Find every line below that contains the word "long" and copy it out.

[start of Input for this task]

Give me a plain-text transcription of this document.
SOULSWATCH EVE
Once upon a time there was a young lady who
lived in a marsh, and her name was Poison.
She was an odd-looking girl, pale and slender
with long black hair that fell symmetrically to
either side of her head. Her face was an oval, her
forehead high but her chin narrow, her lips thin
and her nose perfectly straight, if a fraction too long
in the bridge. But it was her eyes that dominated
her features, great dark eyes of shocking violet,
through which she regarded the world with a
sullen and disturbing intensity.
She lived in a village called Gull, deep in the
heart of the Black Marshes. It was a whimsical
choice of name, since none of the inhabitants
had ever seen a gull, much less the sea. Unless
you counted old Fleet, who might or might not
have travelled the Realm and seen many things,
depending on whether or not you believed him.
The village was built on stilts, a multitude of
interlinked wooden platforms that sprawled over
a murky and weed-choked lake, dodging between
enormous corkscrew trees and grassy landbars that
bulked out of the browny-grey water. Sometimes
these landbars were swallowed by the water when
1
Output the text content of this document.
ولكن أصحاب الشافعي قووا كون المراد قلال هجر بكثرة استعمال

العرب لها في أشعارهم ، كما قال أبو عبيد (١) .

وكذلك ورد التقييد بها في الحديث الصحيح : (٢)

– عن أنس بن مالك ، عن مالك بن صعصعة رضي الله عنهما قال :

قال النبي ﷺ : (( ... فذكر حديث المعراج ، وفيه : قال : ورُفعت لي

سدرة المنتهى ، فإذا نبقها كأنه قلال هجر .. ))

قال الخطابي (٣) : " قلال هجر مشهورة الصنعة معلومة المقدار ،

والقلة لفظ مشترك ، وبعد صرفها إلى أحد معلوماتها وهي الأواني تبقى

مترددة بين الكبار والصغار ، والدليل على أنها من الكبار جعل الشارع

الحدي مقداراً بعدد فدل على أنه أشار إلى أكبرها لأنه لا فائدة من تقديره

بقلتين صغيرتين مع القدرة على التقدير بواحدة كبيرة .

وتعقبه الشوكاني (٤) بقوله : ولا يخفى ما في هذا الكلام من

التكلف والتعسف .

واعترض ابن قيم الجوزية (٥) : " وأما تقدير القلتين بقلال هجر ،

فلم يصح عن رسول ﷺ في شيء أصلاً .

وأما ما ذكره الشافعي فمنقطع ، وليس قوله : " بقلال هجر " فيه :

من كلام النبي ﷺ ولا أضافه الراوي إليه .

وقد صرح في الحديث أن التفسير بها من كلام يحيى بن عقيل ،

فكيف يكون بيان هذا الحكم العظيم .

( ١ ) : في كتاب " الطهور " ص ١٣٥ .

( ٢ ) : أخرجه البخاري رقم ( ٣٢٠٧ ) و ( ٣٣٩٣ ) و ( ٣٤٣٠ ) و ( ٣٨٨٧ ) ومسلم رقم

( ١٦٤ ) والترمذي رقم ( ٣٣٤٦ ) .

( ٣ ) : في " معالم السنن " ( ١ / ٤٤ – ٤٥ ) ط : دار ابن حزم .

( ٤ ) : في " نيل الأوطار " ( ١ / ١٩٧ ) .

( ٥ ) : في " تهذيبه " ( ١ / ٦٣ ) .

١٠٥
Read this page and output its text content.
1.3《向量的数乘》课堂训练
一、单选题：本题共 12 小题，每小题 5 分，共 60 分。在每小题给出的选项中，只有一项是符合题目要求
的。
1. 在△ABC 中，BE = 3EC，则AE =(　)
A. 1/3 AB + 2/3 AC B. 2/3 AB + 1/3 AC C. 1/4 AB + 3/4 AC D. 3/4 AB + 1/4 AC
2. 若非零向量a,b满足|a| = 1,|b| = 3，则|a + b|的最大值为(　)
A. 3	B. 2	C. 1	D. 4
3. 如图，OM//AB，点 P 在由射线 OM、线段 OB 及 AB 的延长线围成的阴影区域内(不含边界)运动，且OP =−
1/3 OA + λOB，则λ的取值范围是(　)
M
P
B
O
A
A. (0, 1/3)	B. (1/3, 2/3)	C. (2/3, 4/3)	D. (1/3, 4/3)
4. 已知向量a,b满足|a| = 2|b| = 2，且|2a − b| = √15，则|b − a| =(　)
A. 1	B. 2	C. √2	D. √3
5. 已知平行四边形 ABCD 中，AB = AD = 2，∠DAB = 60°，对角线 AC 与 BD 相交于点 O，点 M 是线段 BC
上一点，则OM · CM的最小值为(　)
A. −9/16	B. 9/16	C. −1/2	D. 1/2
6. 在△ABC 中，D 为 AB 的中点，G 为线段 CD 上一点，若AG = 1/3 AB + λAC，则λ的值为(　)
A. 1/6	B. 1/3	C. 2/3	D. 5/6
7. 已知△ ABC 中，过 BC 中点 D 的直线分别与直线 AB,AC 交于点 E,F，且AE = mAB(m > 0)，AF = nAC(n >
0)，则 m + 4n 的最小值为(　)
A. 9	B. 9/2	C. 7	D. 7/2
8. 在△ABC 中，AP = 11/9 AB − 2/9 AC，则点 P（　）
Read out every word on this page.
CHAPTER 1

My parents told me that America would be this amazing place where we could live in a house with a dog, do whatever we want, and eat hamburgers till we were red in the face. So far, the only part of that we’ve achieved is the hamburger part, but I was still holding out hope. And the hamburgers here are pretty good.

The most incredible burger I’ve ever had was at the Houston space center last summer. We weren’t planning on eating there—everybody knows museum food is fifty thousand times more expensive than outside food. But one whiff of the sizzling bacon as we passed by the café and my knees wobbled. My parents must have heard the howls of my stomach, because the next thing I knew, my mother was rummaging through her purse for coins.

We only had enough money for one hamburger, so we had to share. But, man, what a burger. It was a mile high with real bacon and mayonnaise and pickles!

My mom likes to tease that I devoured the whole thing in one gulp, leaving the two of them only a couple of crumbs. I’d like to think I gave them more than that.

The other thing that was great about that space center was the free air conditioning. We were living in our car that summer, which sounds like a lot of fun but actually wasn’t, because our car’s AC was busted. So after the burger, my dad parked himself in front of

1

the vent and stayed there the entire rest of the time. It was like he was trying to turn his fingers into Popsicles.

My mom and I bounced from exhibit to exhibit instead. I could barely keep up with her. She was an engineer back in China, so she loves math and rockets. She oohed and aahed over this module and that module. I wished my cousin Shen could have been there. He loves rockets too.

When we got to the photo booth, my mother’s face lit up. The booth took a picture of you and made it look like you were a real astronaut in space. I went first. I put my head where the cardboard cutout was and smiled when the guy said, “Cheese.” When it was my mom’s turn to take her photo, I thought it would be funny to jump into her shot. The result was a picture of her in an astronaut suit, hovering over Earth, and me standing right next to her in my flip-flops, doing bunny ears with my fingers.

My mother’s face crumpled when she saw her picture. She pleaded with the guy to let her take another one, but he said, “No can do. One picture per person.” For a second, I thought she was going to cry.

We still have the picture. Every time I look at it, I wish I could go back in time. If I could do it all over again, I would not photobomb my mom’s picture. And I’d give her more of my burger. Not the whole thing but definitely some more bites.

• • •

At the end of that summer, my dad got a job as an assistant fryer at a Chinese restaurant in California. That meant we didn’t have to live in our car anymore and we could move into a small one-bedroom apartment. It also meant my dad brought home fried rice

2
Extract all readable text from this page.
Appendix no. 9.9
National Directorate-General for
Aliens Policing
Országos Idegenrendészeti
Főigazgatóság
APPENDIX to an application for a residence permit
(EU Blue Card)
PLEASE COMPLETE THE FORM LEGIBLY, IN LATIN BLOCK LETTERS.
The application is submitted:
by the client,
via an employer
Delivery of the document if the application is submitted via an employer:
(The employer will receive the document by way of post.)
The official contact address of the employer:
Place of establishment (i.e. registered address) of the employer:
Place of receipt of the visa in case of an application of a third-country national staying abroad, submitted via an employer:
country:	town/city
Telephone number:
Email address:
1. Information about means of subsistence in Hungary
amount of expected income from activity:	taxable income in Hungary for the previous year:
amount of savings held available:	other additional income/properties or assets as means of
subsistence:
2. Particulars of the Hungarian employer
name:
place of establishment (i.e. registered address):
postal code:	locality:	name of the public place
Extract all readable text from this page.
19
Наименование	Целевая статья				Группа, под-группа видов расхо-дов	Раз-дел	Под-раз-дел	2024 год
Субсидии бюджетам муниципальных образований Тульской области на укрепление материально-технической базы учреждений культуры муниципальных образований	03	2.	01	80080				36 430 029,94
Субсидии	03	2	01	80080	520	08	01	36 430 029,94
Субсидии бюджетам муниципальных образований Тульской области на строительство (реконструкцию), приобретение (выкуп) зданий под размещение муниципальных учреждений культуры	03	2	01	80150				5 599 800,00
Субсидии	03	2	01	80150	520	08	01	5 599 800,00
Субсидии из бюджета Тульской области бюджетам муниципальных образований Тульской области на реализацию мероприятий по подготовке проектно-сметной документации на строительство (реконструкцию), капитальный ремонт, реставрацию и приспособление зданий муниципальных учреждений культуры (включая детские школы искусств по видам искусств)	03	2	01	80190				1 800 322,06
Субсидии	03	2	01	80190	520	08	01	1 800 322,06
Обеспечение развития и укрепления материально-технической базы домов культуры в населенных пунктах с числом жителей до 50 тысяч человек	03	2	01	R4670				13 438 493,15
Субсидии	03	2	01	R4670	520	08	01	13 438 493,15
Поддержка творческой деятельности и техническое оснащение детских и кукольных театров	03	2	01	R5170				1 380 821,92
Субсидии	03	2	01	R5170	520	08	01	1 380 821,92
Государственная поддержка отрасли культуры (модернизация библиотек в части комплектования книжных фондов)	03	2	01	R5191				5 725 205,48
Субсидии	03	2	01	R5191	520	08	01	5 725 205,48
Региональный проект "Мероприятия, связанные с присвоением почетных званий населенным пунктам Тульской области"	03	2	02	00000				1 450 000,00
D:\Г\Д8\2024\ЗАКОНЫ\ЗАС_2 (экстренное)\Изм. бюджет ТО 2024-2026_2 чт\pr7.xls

[end of Input for this task]

◆ **Final result**:
with long black hair that fell symmetrically to
and her nose perfectly straight, if a fraction too long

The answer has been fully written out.